**Stated goal**
Check every line of the entries that follow, and copy the ones containing "title".

☆ ☆ ☆ ☆ ☆

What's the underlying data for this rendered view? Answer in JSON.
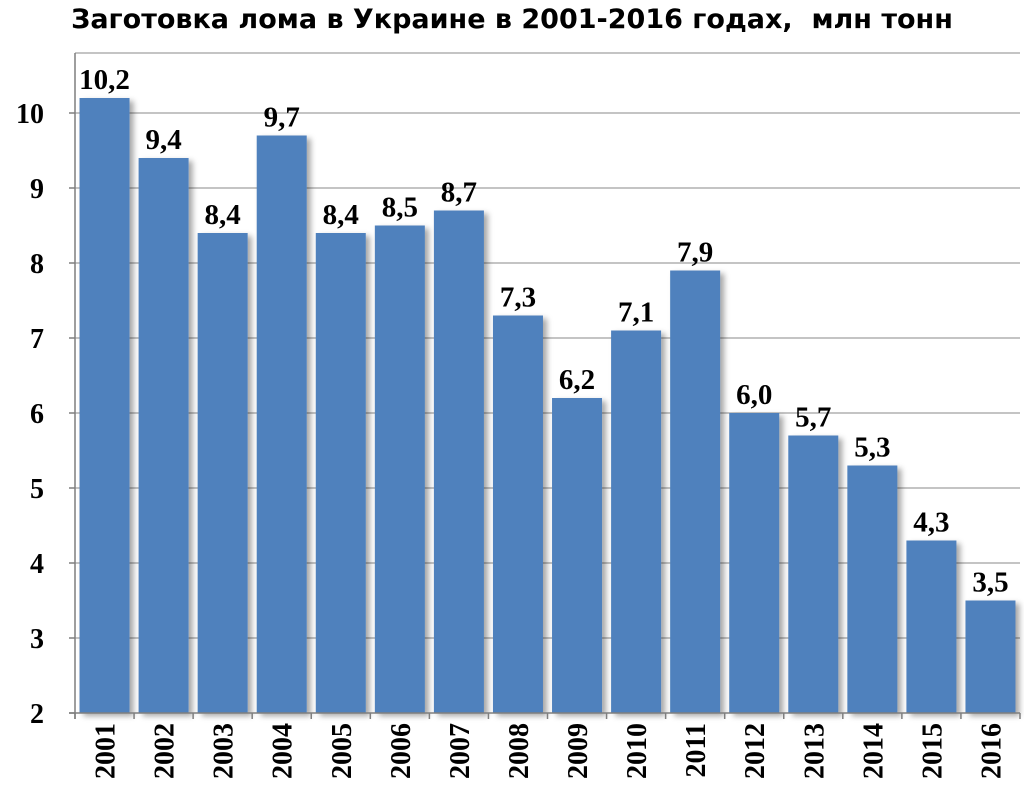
{
  "chart_data": {
    "type": "bar",
    "title": "Заготовка лома в Украине в 2001-2016 годах,  млн тонн",
    "categories": [
      "2001",
      "2002",
      "2003",
      "2004",
      "2005",
      "2006",
      "2007",
      "2008",
      "2009",
      "2010",
      "2011",
      "2012",
      "2013",
      "2014",
      "2015",
      "2016"
    ],
    "values": [
      10.2,
      9.4,
      8.4,
      9.7,
      8.4,
      8.5,
      8.7,
      7.3,
      6.2,
      7.1,
      7.9,
      6.0,
      5.7,
      5.3,
      4.3,
      3.5
    ],
    "data_labels": [
      "10,2",
      "9,4",
      "8,4",
      "9,7",
      "8,4",
      "8,5",
      "8,7",
      "7,3",
      "6,2",
      "7,1",
      "7,9",
      "6,0",
      "5,7",
      "5,3",
      "4,3",
      "3,5"
    ],
    "yticks": [
      "2",
      "3",
      "4",
      "5",
      "6",
      "7",
      "8",
      "9",
      "10"
    ],
    "xlabel": "",
    "ylabel": "",
    "ylim": [
      2,
      10.8
    ],
    "grid": true,
    "legend": "none",
    "bar_color": "#4f81bd",
    "grid_color": "#8a8a8a"
  }
}
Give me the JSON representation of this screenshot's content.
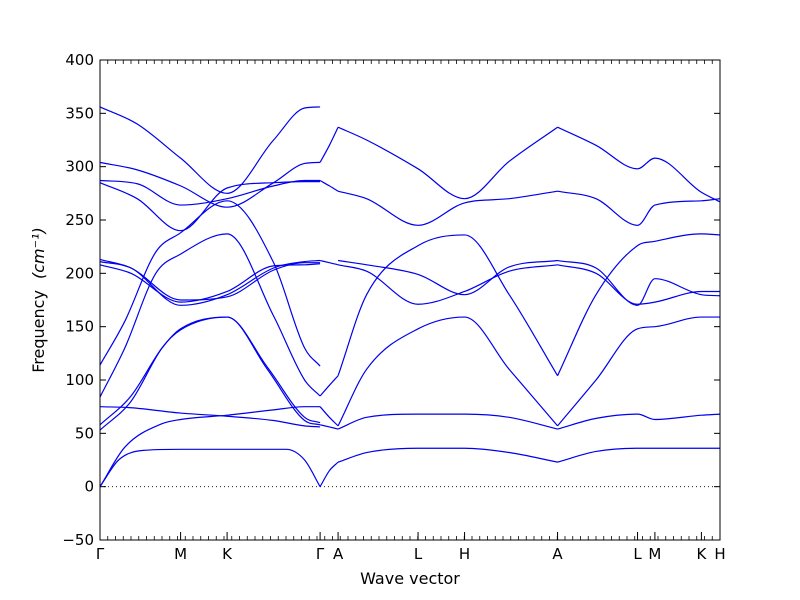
{
  "chart_data": {
    "type": "line",
    "title": "",
    "xlabel": "Wave vector",
    "ylabel": "Frequency",
    "ylabel_unit": "(cm⁻¹)",
    "ylim": [
      -50,
      400
    ],
    "y_ticks": [
      -50,
      0,
      50,
      100,
      150,
      200,
      250,
      300,
      350,
      400
    ],
    "grid": false,
    "legend": "none",
    "line_color": "#0000ee",
    "zero_line": {
      "value": 0,
      "style": "dotted"
    },
    "high_symmetry_points": [
      {
        "label": "Γ",
        "k": 0.0
      },
      {
        "label": "M",
        "k": 0.13
      },
      {
        "label": "K",
        "k": 0.205
      },
      {
        "label": "Γ",
        "k": 0.355
      },
      {
        "label": "A",
        "k": 0.384
      },
      {
        "label": "L",
        "k": 0.513
      },
      {
        "label": "H",
        "k": 0.588
      },
      {
        "label": "A",
        "k": 0.738
      },
      {
        "label": "L",
        "k": 0.867
      },
      {
        "label": "M",
        "k": 0.895
      },
      {
        "label": "K",
        "k": 0.97
      },
      {
        "label": "H",
        "k": 1.0
      }
    ],
    "series": [
      {
        "k": [
          0,
          0.03,
          0.07,
          0.13,
          0.205,
          0.3,
          0.33,
          0.355
        ],
        "values": [
          0,
          25,
          34,
          35,
          35,
          35,
          25,
          0
        ]
      },
      {
        "k": [
          0,
          0.04,
          0.1,
          0.13,
          0.205,
          0.28,
          0.33,
          0.355
        ],
        "values": [
          0,
          37,
          59,
          63,
          67,
          72,
          75,
          75
        ]
      },
      {
        "k": [
          0,
          0.05,
          0.13,
          0.205,
          0.28,
          0.33,
          0.355
        ],
        "values": [
          75,
          74,
          69,
          66,
          62,
          57,
          56
        ]
      },
      {
        "k": [
          0,
          0.05,
          0.1,
          0.13,
          0.205,
          0.27,
          0.33,
          0.355
        ],
        "values": [
          53,
          80,
          130,
          147,
          159,
          110,
          62,
          58
        ]
      },
      {
        "k": [
          0,
          0.05,
          0.1,
          0.13,
          0.205,
          0.27,
          0.33,
          0.355
        ],
        "values": [
          58,
          85,
          130,
          148,
          159,
          112,
          65,
          60
        ]
      },
      {
        "k": [
          0,
          0.04,
          0.09,
          0.13,
          0.205,
          0.28,
          0.33,
          0.355
        ],
        "values": [
          84,
          130,
          200,
          218,
          237,
          160,
          100,
          85
        ]
      },
      {
        "k": [
          0,
          0.04,
          0.09,
          0.13,
          0.205,
          0.28,
          0.33,
          0.355
        ],
        "values": [
          114,
          155,
          220,
          238,
          268,
          210,
          130,
          113
        ]
      },
      {
        "k": [
          0,
          0.05,
          0.13,
          0.205,
          0.28,
          0.33,
          0.355
        ],
        "values": [
          211,
          205,
          170,
          180,
          205,
          211,
          212
        ]
      },
      {
        "k": [
          0,
          0.05,
          0.13,
          0.205,
          0.28,
          0.33,
          0.355
        ],
        "values": [
          208,
          200,
          173,
          183,
          207,
          208,
          209
        ]
      },
      {
        "k": [
          0,
          0.05,
          0.13,
          0.205,
          0.28,
          0.33,
          0.355
        ],
        "values": [
          213,
          205,
          175,
          178,
          203,
          210,
          210
        ]
      },
      {
        "k": [
          0,
          0.06,
          0.13,
          0.205,
          0.28,
          0.33,
          0.355
        ],
        "values": [
          287,
          284,
          264,
          270,
          282,
          287,
          287
        ]
      },
      {
        "k": [
          0,
          0.06,
          0.13,
          0.205,
          0.28,
          0.33,
          0.355
        ],
        "values": [
          285,
          270,
          240,
          280,
          285,
          286,
          286
        ]
      },
      {
        "k": [
          0,
          0.06,
          0.13,
          0.205,
          0.28,
          0.33,
          0.355
        ],
        "values": [
          304,
          297,
          282,
          262,
          285,
          303,
          304
        ]
      },
      {
        "k": [
          0,
          0.06,
          0.13,
          0.205,
          0.28,
          0.33,
          0.355
        ],
        "values": [
          356,
          340,
          308,
          275,
          325,
          355,
          356
        ]
      },
      {
        "k": [
          0.355,
          0.37,
          0.384
        ],
        "values": [
          75,
          65,
          57
        ]
      },
      {
        "k": [
          0.355,
          0.37,
          0.384
        ],
        "values": [
          0,
          15,
          23
        ]
      },
      {
        "k": [
          0.355,
          0.37,
          0.384
        ],
        "values": [
          58,
          56,
          54
        ]
      },
      {
        "k": [
          0.355,
          0.37,
          0.384
        ],
        "values": [
          85,
          95,
          104
        ]
      },
      {
        "k": [
          0.355,
          0.37,
          0.384
        ],
        "values": [
          212,
          210,
          208
        ]
      },
      {
        "k": [
          0.355,
          0.37,
          0.384
        ],
        "values": [
          304,
          320,
          337
        ]
      },
      {
        "k": [
          0.355,
          0.37,
          0.384
        ],
        "values": [
          287,
          282,
          277
        ]
      },
      {
        "k": [
          0.384,
          0.43,
          0.513,
          0.588,
          0.66,
          0.738
        ],
        "values": [
          23,
          32,
          36,
          36,
          32,
          23
        ]
      },
      {
        "k": [
          0.384,
          0.43,
          0.513,
          0.588,
          0.66,
          0.738
        ],
        "values": [
          54,
          65,
          68,
          68,
          65,
          54
        ]
      },
      {
        "k": [
          0.384,
          0.43,
          0.513,
          0.588,
          0.66,
          0.738
        ],
        "values": [
          57,
          110,
          148,
          159,
          110,
          57
        ]
      },
      {
        "k": [
          0.384,
          0.43,
          0.513,
          0.588,
          0.66,
          0.738
        ],
        "values": [
          104,
          180,
          226,
          236,
          180,
          104
        ]
      },
      {
        "k": [
          0.384,
          0.43,
          0.513,
          0.588,
          0.66,
          0.738
        ],
        "values": [
          208,
          202,
          171,
          183,
          202,
          208
        ]
      },
      {
        "k": [
          0.384,
          0.43,
          0.513,
          0.588,
          0.66,
          0.738
        ],
        "values": [
          212,
          208,
          199,
          180,
          206,
          212
        ]
      },
      {
        "k": [
          0.384,
          0.43,
          0.513,
          0.588,
          0.66,
          0.738
        ],
        "values": [
          277,
          270,
          245,
          266,
          270,
          277
        ]
      },
      {
        "k": [
          0.384,
          0.43,
          0.513,
          0.588,
          0.66,
          0.738
        ],
        "values": [
          337,
          325,
          298,
          270,
          305,
          337
        ]
      },
      {
        "k": [
          0.738,
          0.8,
          0.867,
          0.895,
          0.97,
          1.0
        ],
        "values": [
          23,
          33,
          36,
          36,
          36,
          36
        ]
      },
      {
        "k": [
          0.738,
          0.8,
          0.867,
          0.895,
          0.97,
          1.0
        ],
        "values": [
          54,
          64,
          68,
          63,
          67,
          68
        ]
      },
      {
        "k": [
          0.738,
          0.8,
          0.867,
          0.895,
          0.97,
          1.0
        ],
        "values": [
          57,
          100,
          148,
          150,
          159,
          159
        ]
      },
      {
        "k": [
          0.738,
          0.8,
          0.867,
          0.895,
          0.97,
          1.0
        ],
        "values": [
          104,
          180,
          226,
          230,
          237,
          236
        ]
      },
      {
        "k": [
          0.738,
          0.8,
          0.867,
          0.895,
          0.97,
          1.0
        ],
        "values": [
          208,
          200,
          171,
          173,
          183,
          183
        ]
      },
      {
        "k": [
          0.738,
          0.8,
          0.867,
          0.895,
          0.97,
          1.0
        ],
        "values": [
          212,
          205,
          170,
          195,
          180,
          179
        ]
      },
      {
        "k": [
          0.738,
          0.8,
          0.867,
          0.895,
          0.97,
          1.0
        ],
        "values": [
          277,
          270,
          245,
          264,
          268,
          270
        ]
      },
      {
        "k": [
          0.738,
          0.8,
          0.867,
          0.895,
          0.97,
          1.0
        ],
        "values": [
          337,
          320,
          298,
          308,
          276,
          267
        ]
      }
    ]
  }
}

☆ ☆ ☆ ☆ ☆

**Result for this task**
    "title": "Заготовка лома в Украине в 2001-2016 годах,  млн тонн",
    "title": "",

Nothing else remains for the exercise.